[WHAT IS BEING ASKED] Transcribe all the records exactly and omit any images they hold.

[Dataset records]
=-=-=

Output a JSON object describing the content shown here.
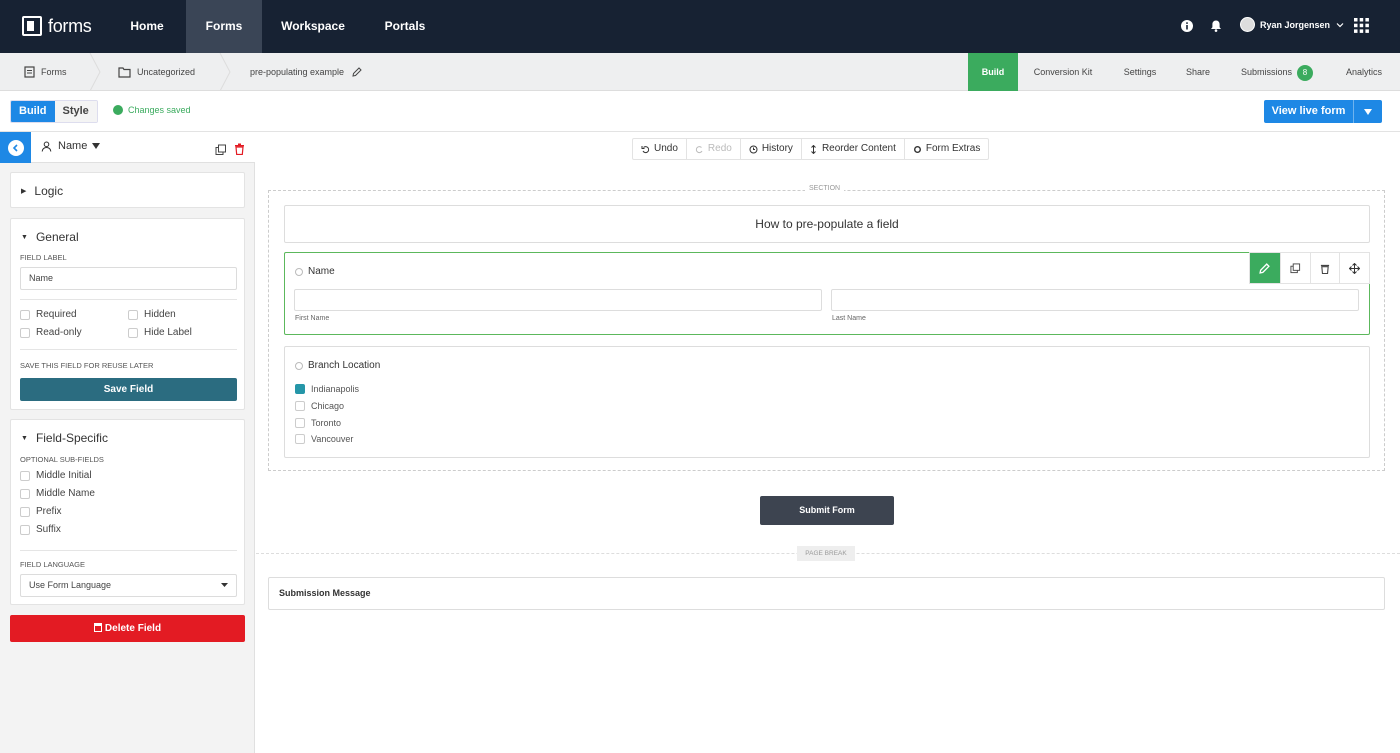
{
  "topnav": {
    "logo_text": "forms",
    "items": [
      "Home",
      "Forms",
      "Workspace",
      "Portals"
    ],
    "active": "Forms",
    "user_name": "Ryan Jorgensen"
  },
  "breadcrumb": {
    "items": [
      "Forms",
      "Uncategorized",
      "pre-populating example"
    ]
  },
  "right_tabs": {
    "build": "Build",
    "conversion_kit": "Conversion Kit",
    "settings": "Settings",
    "share": "Share",
    "submissions": "Submissions",
    "submissions_count": "8",
    "analytics": "Analytics"
  },
  "mode": {
    "build": "Build",
    "style": "Style",
    "status": "Changes saved"
  },
  "view_live_form": "View live form",
  "left_panel": {
    "field_selector": "Name",
    "logic": {
      "title": "Logic"
    },
    "general": {
      "title": "General",
      "field_label_caption": "FIELD LABEL",
      "field_label_value": "Name",
      "options": [
        "Required",
        "Hidden",
        "Read-only",
        "Hide Label"
      ],
      "save_caption": "SAVE THIS FIELD FOR REUSE LATER",
      "save_button": "Save Field"
    },
    "field_specific": {
      "title": "Field-Specific",
      "subfields_caption": "OPTIONAL SUB-FIELDS",
      "subfields": [
        "Middle Initial",
        "Middle Name",
        "Prefix",
        "Suffix"
      ],
      "language_caption": "FIELD LANGUAGE",
      "language_value": "Use Form Language"
    },
    "delete_button": "Delete Field"
  },
  "canvas_toolbar": {
    "undo": "Undo",
    "redo": "Redo",
    "history": "History",
    "reorder": "Reorder Content",
    "extras": "Form Extras"
  },
  "form": {
    "section_label": "SECTION",
    "heading": "How to pre-populate a field",
    "name_field": {
      "label": "Name",
      "first_caption": "First Name",
      "last_caption": "Last Name"
    },
    "branch_field": {
      "label": "Branch Location",
      "options": [
        "Indianapolis",
        "Chicago",
        "Toronto",
        "Vancouver"
      ],
      "checked": "Indianapolis"
    },
    "submit_button": "Submit Form",
    "page_break_label": "PAGE BREAK",
    "submission_message": "Submission Message"
  },
  "colors": {
    "nav_bg": "#172233",
    "accent_blue": "#1e88e5",
    "accent_green": "#3bab5e",
    "teal": "#2b6c80",
    "danger": "#e31b23"
  }
}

=-=-=

[RESPONSE]
Output a JSON object describing the content shown here.
{
  "topnav": {
    "logo_text": "forms",
    "items": [
      "Home",
      "Forms",
      "Workspace",
      "Portals"
    ],
    "active": "Forms",
    "user_name": "Ryan Jorgensen"
  },
  "breadcrumb": {
    "items": [
      "Forms",
      "Uncategorized",
      "pre-populating example"
    ]
  },
  "right_tabs": {
    "build": "Build",
    "conversion_kit": "Conversion Kit",
    "settings": "Settings",
    "share": "Share",
    "submissions": "Submissions",
    "submissions_count": "8",
    "analytics": "Analytics"
  },
  "mode": {
    "build": "Build",
    "style": "Style",
    "status": "Changes saved"
  },
  "view_live_form": "View live form",
  "left_panel": {
    "field_selector": "Name",
    "logic": {
      "title": "Logic"
    },
    "general": {
      "title": "General",
      "field_label_caption": "FIELD LABEL",
      "field_label_value": "Name",
      "options": [
        "Required",
        "Hidden",
        "Read-only",
        "Hide Label"
      ],
      "save_caption": "SAVE THIS FIELD FOR REUSE LATER",
      "save_button": "Save Field"
    },
    "field_specific": {
      "title": "Field-Specific",
      "subfields_caption": "OPTIONAL SUB-FIELDS",
      "subfields": [
        "Middle Initial",
        "Middle Name",
        "Prefix",
        "Suffix"
      ],
      "language_caption": "FIELD LANGUAGE",
      "language_value": "Use Form Language"
    },
    "delete_button": "Delete Field"
  },
  "canvas_toolbar": {
    "undo": "Undo",
    "redo": "Redo",
    "history": "History",
    "reorder": "Reorder Content",
    "extras": "Form Extras"
  },
  "form": {
    "section_label": "SECTION",
    "heading": "How to pre-populate a field",
    "name_field": {
      "label": "Name",
      "first_caption": "First Name",
      "last_caption": "Last Name"
    },
    "branch_field": {
      "label": "Branch Location",
      "options": [
        "Indianapolis",
        "Chicago",
        "Toronto",
        "Vancouver"
      ],
      "checked": "Indianapolis"
    },
    "submit_button": "Submit Form",
    "page_break_label": "PAGE BREAK",
    "submission_message": "Submission Message"
  },
  "colors": {
    "nav_bg": "#172233",
    "accent_blue": "#1e88e5",
    "accent_green": "#3bab5e",
    "teal": "#2b6c80",
    "danger": "#e31b23"
  }
}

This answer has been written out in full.